■ EXERCISE AIM
In your copy, leave out the pictures and repeat the entries below exactly.

======== EXTRACTED RECORDS

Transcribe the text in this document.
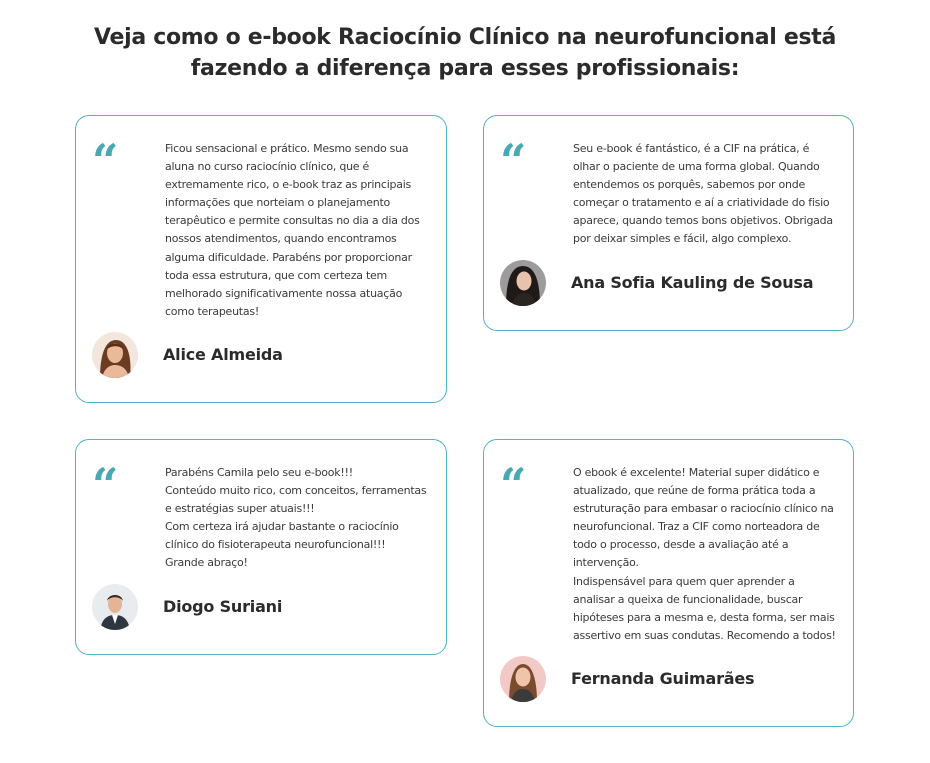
Veja como o e-book Raciocínio Clínico na neurofuncional está
fazendo a diferença para esses profissionais:
“	Ficou sensacional e prático. Mesmo sendo sua
aluna no curso raciocínio clínico, que é
extremamente rico, o e-book traz as principais
informações que norteiam o planejamento
terapêutico e permite consultas no dia a dia dos
nossos atendimentos, quando encontramos
alguma dificuldade. Parabéns por proporcionar
toda essa estrutura, que com certeza tem
melhorado significativamente nossa atuação
como terapeutas!
Alice Almeida
“	Seu e-book é fantástico, é a CIF na prática, é
olhar o paciente de uma forma global. Quando
entendemos os porquês, sabemos por onde
começar o tratamento e aí a criatividade do fisio
aparece, quando temos bons objetivos. Obrigada
por deixar simples e fácil, algo complexo.
Ana Sofia Kauling de Sousa
“	Parabéns Camila pelo seu e-book!!!
Conteúdo muito rico, com conceitos, ferramentas
e estratégias super atuais!!!
Com certeza irá ajudar bastante o raciocínio
clínico do fisioterapeuta neurofuncional!!!
Grande abraço!
Diogo Suriani
“	O ebook é excelente! Material super didático e
atualizado, que reúne de forma prática toda a
estruturação para embasar o raciocínio clínico na
neurofuncional. Traz a CIF como norteadora de
todo o processo, desde a avaliação até a
intervenção.
Indispensável para quem quer aprender a
analisar a queixa de funcionalidade, buscar
hipóteses para a mesma e, desta forma, ser mais
assertivo em suas condutas. Recomendo a todos!
Fernanda Guimarães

================

■ ANSWER
Transcribe the text in this document.
Veja como o e-book Raciocínio Clínico na neurofuncional está
fazendo a diferença para esses profissionais:
“	Ficou sensacional e prático. Mesmo sendo sua
aluna no curso raciocínio clínico, que é
extremamente rico, o e-book traz as principais
informações que norteiam o planejamento
terapêutico e permite consultas no dia a dia dos
nossos atendimentos, quando encontramos
alguma dificuldade. Parabéns por proporcionar
toda essa estrutura, que com certeza tem
melhorado significativamente nossa atuação
como terapeutas!
Alice Almeida
“	Seu e-book é fantástico, é a CIF na prática, é
olhar o paciente de uma forma global. Quando
entendemos os porquês, sabemos por onde
começar o tratamento e aí a criatividade do fisio
aparece, quando temos bons objetivos. Obrigada
por deixar simples e fácil, algo complexo.
Ana Sofia Kauling de Sousa
“	Parabéns Camila pelo seu e-book!!!
Conteúdo muito rico, com conceitos, ferramentas
e estratégias super atuais!!!
Com certeza irá ajudar bastante o raciocínio
clínico do fisioterapeuta neurofuncional!!!
Grande abraço!
Diogo Suriani
“	O ebook é excelente! Material super didático e
atualizado, que reúne de forma prática toda a
estruturação para embasar o raciocínio clínico na
neurofuncional. Traz a CIF como norteadora de
todo o processo, desde a avaliação até a
intervenção.
Indispensável para quem quer aprender a
analisar a queixa de funcionalidade, buscar
hipóteses para a mesma e, desta forma, ser mais
assertivo em suas condutas. Recomendo a todos!
Fernanda Guimarães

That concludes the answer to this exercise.